**The problem:**
Pictures stay out; everything else in the records below is copied exactly.

**Entries shown:**

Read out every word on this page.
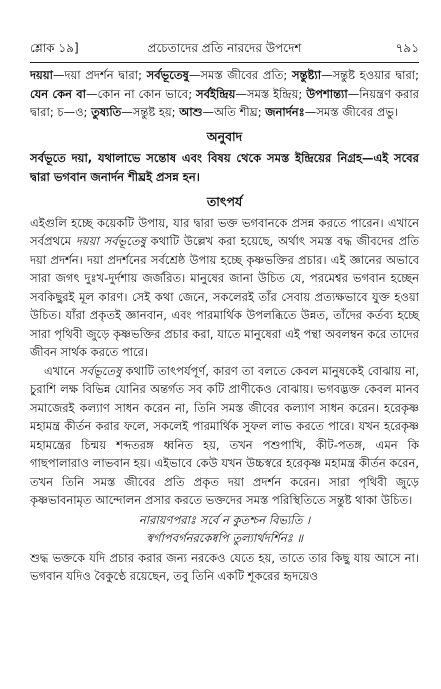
শ্লোক ১৯]	প্রচেতাদের প্রতি নারদের উপদেশ	৭৯১

দয়য়া—দয়া প্রদর্শন দ্বারা; সর্বভূতেষু—সমস্ত জীবের প্রতি; সন্তুষ্ট্যা—সন্তুষ্ট হওয়ার দ্বারা; যেন কেন বা—কোন না কোন ভাবে; সর্বইন্দ্রিয়—সমস্ত ইন্দ্রিয়; উপশান্ত্যা—নিয়ন্ত্রণ করার দ্বারা; চ—ও; তুষ্যতি—সন্তুষ্ট হয়; আশু—অতি শীঘ্র; জনার্দনঃ—সমস্ত জীবের প্রভু।

অনুবাদ

সর্বভূতে দয়া, যথালাভে সন্তোষ এবং বিষয় থেকে সমস্ত ইন্দ্রিয়ের নিগ্রহ—এই সবের দ্বারা ভগবান জনার্দন শীঘ্রই প্রসন্ন হন।

তাৎপর্য

এইগুলি হচ্ছে কয়েকটি উপায়, যার দ্বারা ভক্ত ভগবানকে প্রসন্ন করতে পারেন। এখানে সর্বপ্রথমে দয়য়া সর্বভূতেষু কথাটি উল্লেখ করা হয়েছে, অর্থাৎ সমস্ত বদ্ধ জীবদের প্রতি দয়া প্রদর্শন। দয়া প্রদর্শনের সর্বশ্রেষ্ঠ উপায় হচ্ছে কৃষ্ণভক্তির প্রচার। এই জ্ঞানের অভাবে সারা জগৎ দুঃখ-দুর্দশায় জর্জরিত। মানুষের জানা উচিত যে, পরমেশ্বর ভগবান হচ্ছেন সবকিছুরই মূল কারণ। সেই কথা জেনে, সকলেরই তাঁর সেবায় প্রত্যক্ষভাবে যুক্ত হওয়া উচিত। যাঁরা প্রকৃতই জ্ঞানবান, এবং পারমার্থিক উপলব্ধিতে উন্নত, তাঁদের কর্তব্য হচ্ছে সারা পৃথিবী জুড়ে কৃষ্ণভক্তির প্রচার করা, যাতে মানুষেরা এই পন্থা অবলম্বন করে তাদের জীবন সার্থক করতে পারে।

এখানে সর্বভূতেষু কথাটি তাৎপর্যপূর্ণ, কারণ তা বলতে কেবল মানুষকেই বোঝায় না, চুরাশি লক্ষ বিভিন্ন যোনির অন্তর্গত সব কটি প্রাণীকেও বোঝায়। ভগবদ্ভক্ত কেবল মানব সমাজেরই কল্যাণ সাধন করেন না, তিনি সমস্ত জীবের কল্যাণ সাধন করেন। হরেকৃষ্ণ মহামন্ত্র কীর্তন করার ফলে, সকলেই পারমার্থিক সুফল লাভ করতে পারে। যখন হরেকৃষ্ণ মহামন্ত্রের চিন্ময় শব্দতরঙ্গ ধ্বনিত হয়, তখন পশুপাখি, কীট-পতঙ্গ, এমন কি গাছপালারাও লাভবান হয়। এইভাবে কেউ যখন উচ্চস্বরে হরেকৃষ্ণ মহামন্ত্র কীর্তন করেন, তখন তিনি সমস্ত জীবের প্রতি প্রকৃত দয়া প্রদর্শন করেন। সারা পৃথিবী জুড়ে কৃষ্ণভাবনামৃত আন্দোলন প্রসার করতে ভক্তদের সমস্ত পরিস্থিতিতে সন্তুষ্ট থাকা উচিত।

নারায়ণপরাঃ সর্বে ন কুতশ্চন বিভ্যতি ।
স্বর্গাপবর্গনরকেষ্বপি তুল্যার্থদর্শিনঃ ॥

শুদ্ধ ভক্তকে যদি প্রচার করার জন্য নরকেও যেতে হয়, তাতে তার কিছু যায় আসে না। ভগবান যদিও বৈকুণ্ঠে রয়েছেন, তবু তিনি একটি শূকরের হৃদয়েও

**Solution to this problem:**
Read out every word on this page.
শ্লোক ১৯]	প্রচেতাদের প্রতি নারদের উপদেশ	৭৯১

দয়য়া—দয়া প্রদর্শন দ্বারা; সর্বভূতেষু—সমস্ত জীবের প্রতি; সন্তুষ্ট্যা—সন্তুষ্ট হওয়ার দ্বারা; যেন কেন বা—কোন না কোন ভাবে; সর্বইন্দ্রিয়—সমস্ত ইন্দ্রিয়; উপশান্ত্যা—নিয়ন্ত্রণ করার দ্বারা; চ—ও; তুষ্যতি—সন্তুষ্ট হয়; আশু—অতি শীঘ্র; জনার্দনঃ—সমস্ত জীবের প্রভু।

অনুবাদ

সর্বভূতে দয়া, যথালাভে সন্তোষ এবং বিষয় থেকে সমস্ত ইন্দ্রিয়ের নিগ্রহ—এই সবের দ্বারা ভগবান জনার্দন শীঘ্রই প্রসন্ন হন।

তাৎপর্য

এইগুলি হচ্ছে কয়েকটি উপায়, যার দ্বারা ভক্ত ভগবানকে প্রসন্ন করতে পারেন। এখানে সর্বপ্রথমে দয়য়া সর্বভূতেষু কথাটি উল্লেখ করা হয়েছে, অর্থাৎ সমস্ত বদ্ধ জীবদের প্রতি দয়া প্রদর্শন। দয়া প্রদর্শনের সর্বশ্রেষ্ঠ উপায় হচ্ছে কৃষ্ণভক্তির প্রচার। এই জ্ঞানের অভাবে সারা জগৎ দুঃখ-দুর্দশায় জর্জরিত। মানুষের জানা উচিত যে, পরমেশ্বর ভগবান হচ্ছেন সবকিছুরই মূল কারণ। সেই কথা জেনে, সকলেরই তাঁর সেবায় প্রত্যক্ষভাবে যুক্ত হওয়া উচিত। যাঁরা প্রকৃতই জ্ঞানবান, এবং পারমার্থিক উপলব্ধিতে উন্নত, তাঁদের কর্তব্য হচ্ছে সারা পৃথিবী জুড়ে কৃষ্ণভক্তির প্রচার করা, যাতে মানুষেরা এই পন্থা অবলম্বন করে তাদের জীবন সার্থক করতে পারে।

এখানে সর্বভূতেষু কথাটি তাৎপর্যপূর্ণ, কারণ তা বলতে কেবল মানুষকেই বোঝায় না, চুরাশি লক্ষ বিভিন্ন যোনির অন্তর্গত সব কটি প্রাণীকেও বোঝায়। ভগবদ্ভক্ত কেবল মানব সমাজেরই কল্যাণ সাধন করেন না, তিনি সমস্ত জীবের কল্যাণ সাধন করেন। হরেকৃষ্ণ মহামন্ত্র কীর্তন করার ফলে, সকলেই পারমার্থিক সুফল লাভ করতে পারে। যখন হরেকৃষ্ণ মহামন্ত্রের চিন্ময় শব্দতরঙ্গ ধ্বনিত হয়, তখন পশুপাখি, কীট-পতঙ্গ, এমন কি গাছপালারাও লাভবান হয়। এইভাবে কেউ যখন উচ্চস্বরে হরেকৃষ্ণ মহামন্ত্র কীর্তন করেন, তখন তিনি সমস্ত জীবের প্রতি প্রকৃত দয়া প্রদর্শন করেন। সারা পৃথিবী জুড়ে কৃষ্ণভাবনামৃত আন্দোলন প্রসার করতে ভক্তদের সমস্ত পরিস্থিতিতে সন্তুষ্ট থাকা উচিত।

নারায়ণপরাঃ সর্বে ন কুতশ্চন বিভ্যতি ।
স্বর্গাপবর্গনরকেষ্বপি তুল্যার্থদর্শিনঃ ॥

শুদ্ধ ভক্তকে যদি প্রচার করার জন্য নরকেও যেতে হয়, তাতে তার কিছু যায় আসে না। ভগবান যদিও বৈকুণ্ঠে রয়েছেন, তবু তিনি একটি শূকরের হৃদয়েও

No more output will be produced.